# What to work on
Print all records exactly, leaving nothing out.

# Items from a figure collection

=====

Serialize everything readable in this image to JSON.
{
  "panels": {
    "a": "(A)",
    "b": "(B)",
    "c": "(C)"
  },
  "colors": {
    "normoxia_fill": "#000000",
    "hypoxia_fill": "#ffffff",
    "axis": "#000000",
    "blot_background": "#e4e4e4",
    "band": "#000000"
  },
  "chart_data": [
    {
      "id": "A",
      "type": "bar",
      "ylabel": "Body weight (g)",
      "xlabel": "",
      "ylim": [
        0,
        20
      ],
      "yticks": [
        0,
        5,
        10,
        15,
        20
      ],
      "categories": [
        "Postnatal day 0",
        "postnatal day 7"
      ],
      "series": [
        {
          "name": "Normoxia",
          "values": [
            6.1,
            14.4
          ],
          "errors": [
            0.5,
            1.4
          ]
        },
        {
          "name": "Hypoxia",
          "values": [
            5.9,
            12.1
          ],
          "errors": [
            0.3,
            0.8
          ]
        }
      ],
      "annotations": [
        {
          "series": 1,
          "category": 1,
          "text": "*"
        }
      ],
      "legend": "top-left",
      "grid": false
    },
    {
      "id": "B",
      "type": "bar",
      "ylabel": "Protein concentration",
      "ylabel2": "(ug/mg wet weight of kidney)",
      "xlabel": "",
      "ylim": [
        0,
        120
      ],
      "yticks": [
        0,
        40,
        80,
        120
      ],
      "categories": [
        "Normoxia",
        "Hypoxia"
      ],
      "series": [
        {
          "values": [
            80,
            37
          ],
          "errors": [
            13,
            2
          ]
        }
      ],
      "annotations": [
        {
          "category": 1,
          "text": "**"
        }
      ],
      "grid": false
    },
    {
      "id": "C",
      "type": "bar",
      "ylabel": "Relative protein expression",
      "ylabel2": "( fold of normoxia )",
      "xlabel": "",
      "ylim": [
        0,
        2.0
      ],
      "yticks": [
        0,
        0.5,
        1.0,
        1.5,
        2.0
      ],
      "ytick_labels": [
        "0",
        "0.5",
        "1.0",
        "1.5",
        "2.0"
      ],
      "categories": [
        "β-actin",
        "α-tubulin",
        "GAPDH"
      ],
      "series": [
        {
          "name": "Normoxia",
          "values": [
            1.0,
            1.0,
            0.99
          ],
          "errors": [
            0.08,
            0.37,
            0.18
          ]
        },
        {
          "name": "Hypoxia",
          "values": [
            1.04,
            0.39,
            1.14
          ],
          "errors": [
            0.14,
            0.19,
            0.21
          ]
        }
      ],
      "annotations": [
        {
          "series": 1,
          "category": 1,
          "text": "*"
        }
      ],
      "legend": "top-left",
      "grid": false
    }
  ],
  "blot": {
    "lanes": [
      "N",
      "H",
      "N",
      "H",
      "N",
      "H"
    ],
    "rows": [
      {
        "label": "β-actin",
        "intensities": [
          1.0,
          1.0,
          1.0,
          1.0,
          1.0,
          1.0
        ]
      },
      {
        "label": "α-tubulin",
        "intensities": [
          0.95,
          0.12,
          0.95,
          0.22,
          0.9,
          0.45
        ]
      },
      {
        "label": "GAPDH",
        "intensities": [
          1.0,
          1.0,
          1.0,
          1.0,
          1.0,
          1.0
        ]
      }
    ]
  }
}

=====

# Written solution
Serialize everything readable in this image to JSON.
{
  "panels": {
    "a": "(A)",
    "b": "(B)",
    "c": "(C)"
  },
  "colors": {
    "normoxia_fill": "#000000",
    "hypoxia_fill": "#ffffff",
    "axis": "#000000",
    "blot_background": "#e4e4e4",
    "band": "#000000"
  },
  "chart_data": [
    {
      "id": "A",
      "type": "bar",
      "ylabel": "Body weight (g)",
      "xlabel": "",
      "ylim": [
        0,
        20
      ],
      "yticks": [
        0,
        5,
        10,
        15,
        20
      ],
      "categories": [
        "Postnatal day 0",
        "postnatal day 7"
      ],
      "series": [
        {
          "name": "Normoxia",
          "values": [
            6.1,
            14.4
          ],
          "errors": [
            0.5,
            1.4
          ]
        },
        {
          "name": "Hypoxia",
          "values": [
            5.9,
            12.1
          ],
          "errors": [
            0.3,
            0.8
          ]
        }
      ],
      "annotations": [
        {
          "series": 1,
          "category": 1,
          "text": "*"
        }
      ],
      "legend": "top-left",
      "grid": false
    },
    {
      "id": "B",
      "type": "bar",
      "ylabel": "Protein concentration",
      "ylabel2": "(ug/mg wet weight of kidney)",
      "xlabel": "",
      "ylim": [
        0,
        120
      ],
      "yticks": [
        0,
        40,
        80,
        120
      ],
      "categories": [
        "Normoxia",
        "Hypoxia"
      ],
      "series": [
        {
          "values": [
            80,
            37
          ],
          "errors": [
            13,
            2
          ]
        }
      ],
      "annotations": [
        {
          "category": 1,
          "text": "**"
        }
      ],
      "grid": false
    },
    {
      "id": "C",
      "type": "bar",
      "ylabel": "Relative protein expression",
      "ylabel2": "( fold of normoxia )",
      "xlabel": "",
      "ylim": [
        0,
        2.0
      ],
      "yticks": [
        0,
        0.5,
        1.0,
        1.5,
        2.0
      ],
      "ytick_labels": [
        "0",
        "0.5",
        "1.0",
        "1.5",
        "2.0"
      ],
      "categories": [
        "β-actin",
        "α-tubulin",
        "GAPDH"
      ],
      "series": [
        {
          "name": "Normoxia",
          "values": [
            1.0,
            1.0,
            0.99
          ],
          "errors": [
            0.08,
            0.37,
            0.18
          ]
        },
        {
          "name": "Hypoxia",
          "values": [
            1.04,
            0.39,
            1.14
          ],
          "errors": [
            0.14,
            0.19,
            0.21
          ]
        }
      ],
      "annotations": [
        {
          "series": 1,
          "category": 1,
          "text": "*"
        }
      ],
      "legend": "top-left",
      "grid": false
    }
  ],
  "blot": {
    "lanes": [
      "N",
      "H",
      "N",
      "H",
      "N",
      "H"
    ],
    "rows": [
      {
        "label": "β-actin",
        "intensities": [
          1.0,
          1.0,
          1.0,
          1.0,
          1.0,
          1.0
        ]
      },
      {
        "label": "α-tubulin",
        "intensities": [
          0.95,
          0.12,
          0.95,
          0.22,
          0.9,
          0.45
        ]
      },
      {
        "label": "GAPDH",
        "intensities": [
          1.0,
          1.0,
          1.0,
          1.0,
          1.0,
          1.0
        ]
      }
    ]
  }
}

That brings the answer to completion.